** Start of Article **
Yes - reposting your own high-performing content 24-48 hours after the original publish is a legitimate reach extension strategy.

LinkedIn's algorithm now keeps strong posts circulating for 2-3 weeks. A well-timed repost catches a second wave of engagement from:

  • Connections in different time zones who missed it the first time
  • People who saw it initially but didn't engage
  • New followers who weren't in your network when you first posted

How to do it right:

  1. Wait until engagement slows: Let the initial wave run its course (usually 24-48 hours)
  2. Add new context: Don't just repost - add commentary about what you learned from the comments or how your thinking evolved
  3. Only repost winners: If a post underperformed, fix the approach rather than resharing it

Example repost commentary: "Reposting this from yesterday because the comments raised something I hadn't considered: [insight from comments]. Here's how that changes my original take: [new perspective]."

Why You Can't Repost a LinkedIn Post

If the repost button is missing or greyed out, one of these is true:

The Post Is Set to Private

The author restricted visibility to connections only. You can't repost private posts.

The Post Is from a LinkedIn Group

Group content can't be reposted outside the group. This protects group confidentiality.

The Author Disabled Resharing

LinkedIn allows creators to turn off reposting on individual posts. If disabled, there's nothing you can do except screenshot and share manually (with proper credit).

Should You Repost as a Company Page?

If you manage a LinkedIn company page, you can repost content as the page rather than your personal profile.

The process is the same (click share, choose repost type), but you'll be prompted to select whether you're posting as yourself or as the page.

Important caveat: Organic company page posts get very limited feed visibility in 2026 (around 2% of total feed exposure without employee amplification). Company pages work better for paid promotion than organic reach.

Best use: Repost strong content from employees' personal profiles onto the company page to keep it active without expecting much organic distribution.

Common Mistakes That Kill Repost Performance

Mistake #1: Reposting Everything You See

Quality > quantity. Your network judges you by what you amplify. Be selective. Only share content that genuinely adds value for your audience.

Mistake #2: Not Vetting Sources

Sharing misinformation (even unintentionally) damages your credibility. Check the source before you repost.

Mistake #3: Ignoring Timeliness

Check the date before sharing articles or data. The digital world moves fast - outdated content makes you look out of touch.

Mistake #4: Reposting and Ghosting

If people comment on your repost, reply to them. Engagement tells the algorithm your content is valuable - and it tells your community you're listening.

Mistake #5: Repeating What the Original Said

If you're adding commentary, don't just summarize the original post. Your audience can read it themselves. Add a NEW layer of insight.

FAQ

What's the difference between repost and repost with thoughts?

Repost (instant share, no commentary) boosts the original post's reach by 40% and gives algorithmic credit to the original author. Repost with thoughts creates new content under your name but reaches only 8-10% of your audience unless it gets fast engagement. Use instant repost to amplify, use commentary when you have genuine value to add.
** End of Article **
** Start of Data extract **
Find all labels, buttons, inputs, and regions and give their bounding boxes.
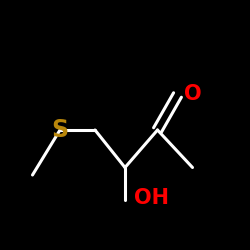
** End of Data extract **
— Problems to solve —
1. Retype the passage of the LinkedIn reposting guide that opens with the words containing "Mistake #1: Reposting" and closes with "out of touch.".
2. Pick up the LinkedIn reposting guide from the point where it stops and keep writing.

— Responses —
1.
Mistake #1: Reposting Everything You See

Quality > quantity. Your network judges you by what you amplify. Be selective. Only share content that genuinely adds value for your audience.

Mistake #2: Not Vetting Sources

Sharing misinformation (even unintentionally) damages your credibility. Check the source before you repost.

Mistake #3: Ignoring Timeliness

Check the date before sharing articles or data. The digital world moves fast - outdated content makes you look out of touch.

2.
Should I always add commentary when reposting?

No - counterintuitively, instant reposts outperform commentary by 12x algorithmically. Only add commentary when you have at least 100 words of genuine insight. If you can't add meaningful value, use instant repost instead.

Can I repost my own LinkedIn posts?

Yes. Reposting your own high-performing content 24-48 hours after publishing is legitimate. Wait until initial engagement slows, add new context about what you learned, and only repost content that performed well the first time.

Why can't I repost a LinkedIn post?

Three reasons: (1) the post is set to private (connections only), (2) the post is from a LinkedIn group (group content can't be reposted), or (3) the author disabled resharing on that specific post.

How many times should I repost per week?

Follow the 4-1-1 rule: for every 6 posts, 4 should be reposts/curated content, 1 should be original thought leadership, and 1 can be promotional. Don't let reposts replace original content - they should complement it.

Does reposting help the LinkedIn algorithm?

Instant reposting (no commentary) boosts the ORIGINAL post's reach by 4% but doesn't meaningfully increase your own visibility. Reposting with thoughts creates new content that can drive engagement if you add substantial value (100+ words of genuine insight).

Summary

Reposting on LinkedIn is a double-edged sword. Done strategically, it keeps you visible, amplifies great content, and fills gaps in your content calendar. Done thoughtlessly, it trains your audience to scroll past you.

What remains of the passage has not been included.